Task requirements: Where a line of the listing below includes the word "ユニクロめっき", reproduce that line.

Data for this exercise:
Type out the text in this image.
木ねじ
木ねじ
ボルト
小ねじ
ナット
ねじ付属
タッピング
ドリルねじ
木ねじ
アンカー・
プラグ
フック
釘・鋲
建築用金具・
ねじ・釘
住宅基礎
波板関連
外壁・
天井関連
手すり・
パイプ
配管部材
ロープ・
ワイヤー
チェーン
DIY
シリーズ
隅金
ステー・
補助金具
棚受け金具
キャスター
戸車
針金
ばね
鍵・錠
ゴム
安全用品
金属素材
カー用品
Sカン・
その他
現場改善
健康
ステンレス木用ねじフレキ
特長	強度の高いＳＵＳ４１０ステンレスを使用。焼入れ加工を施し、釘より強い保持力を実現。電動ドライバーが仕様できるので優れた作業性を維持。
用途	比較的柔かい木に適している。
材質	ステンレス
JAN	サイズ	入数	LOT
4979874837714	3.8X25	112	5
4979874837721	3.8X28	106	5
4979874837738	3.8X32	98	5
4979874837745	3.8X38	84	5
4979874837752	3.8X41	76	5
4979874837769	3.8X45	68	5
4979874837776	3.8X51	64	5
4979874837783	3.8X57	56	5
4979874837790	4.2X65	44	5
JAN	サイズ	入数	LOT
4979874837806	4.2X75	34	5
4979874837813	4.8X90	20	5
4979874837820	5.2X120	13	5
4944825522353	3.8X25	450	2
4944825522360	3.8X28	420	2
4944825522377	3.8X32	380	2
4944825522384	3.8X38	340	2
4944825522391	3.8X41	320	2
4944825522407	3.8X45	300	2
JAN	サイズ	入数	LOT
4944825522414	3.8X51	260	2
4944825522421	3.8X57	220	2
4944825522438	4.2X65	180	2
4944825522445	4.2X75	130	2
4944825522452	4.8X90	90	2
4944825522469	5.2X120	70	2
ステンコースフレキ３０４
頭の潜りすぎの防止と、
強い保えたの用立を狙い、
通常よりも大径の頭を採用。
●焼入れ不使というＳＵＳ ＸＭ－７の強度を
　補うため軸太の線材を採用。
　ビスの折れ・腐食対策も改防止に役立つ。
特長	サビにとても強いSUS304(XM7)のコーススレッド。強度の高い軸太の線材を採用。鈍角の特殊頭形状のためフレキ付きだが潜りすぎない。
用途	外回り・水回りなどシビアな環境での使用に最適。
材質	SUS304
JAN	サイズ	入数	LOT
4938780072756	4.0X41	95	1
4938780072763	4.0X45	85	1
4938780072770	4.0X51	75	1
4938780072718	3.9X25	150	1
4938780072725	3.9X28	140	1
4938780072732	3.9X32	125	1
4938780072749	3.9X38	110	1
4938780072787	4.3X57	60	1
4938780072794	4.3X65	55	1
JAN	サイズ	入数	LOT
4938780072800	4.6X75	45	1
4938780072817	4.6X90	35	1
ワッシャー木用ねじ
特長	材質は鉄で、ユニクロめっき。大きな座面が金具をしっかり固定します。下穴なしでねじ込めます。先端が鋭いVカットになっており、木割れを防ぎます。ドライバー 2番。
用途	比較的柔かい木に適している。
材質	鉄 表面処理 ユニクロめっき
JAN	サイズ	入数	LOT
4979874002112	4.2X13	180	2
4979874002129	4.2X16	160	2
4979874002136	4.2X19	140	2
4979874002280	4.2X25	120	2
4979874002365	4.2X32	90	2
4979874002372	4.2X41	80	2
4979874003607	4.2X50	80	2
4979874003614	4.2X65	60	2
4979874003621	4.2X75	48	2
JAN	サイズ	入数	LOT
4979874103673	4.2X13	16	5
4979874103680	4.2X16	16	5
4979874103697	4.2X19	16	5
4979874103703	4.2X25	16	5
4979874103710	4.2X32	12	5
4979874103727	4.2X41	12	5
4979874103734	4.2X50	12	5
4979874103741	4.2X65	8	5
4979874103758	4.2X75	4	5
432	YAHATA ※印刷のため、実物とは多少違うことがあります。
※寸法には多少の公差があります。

The output:
特長	材質は鉄で、ユニクロめっき。大きな座面が金具をしっかり固定します。下穴なしでねじ込めます。先端が鋭いVカットになっており、木割れを防ぎます。ドライバー 2番。
材質	鉄 表面処理 ユニクロめっき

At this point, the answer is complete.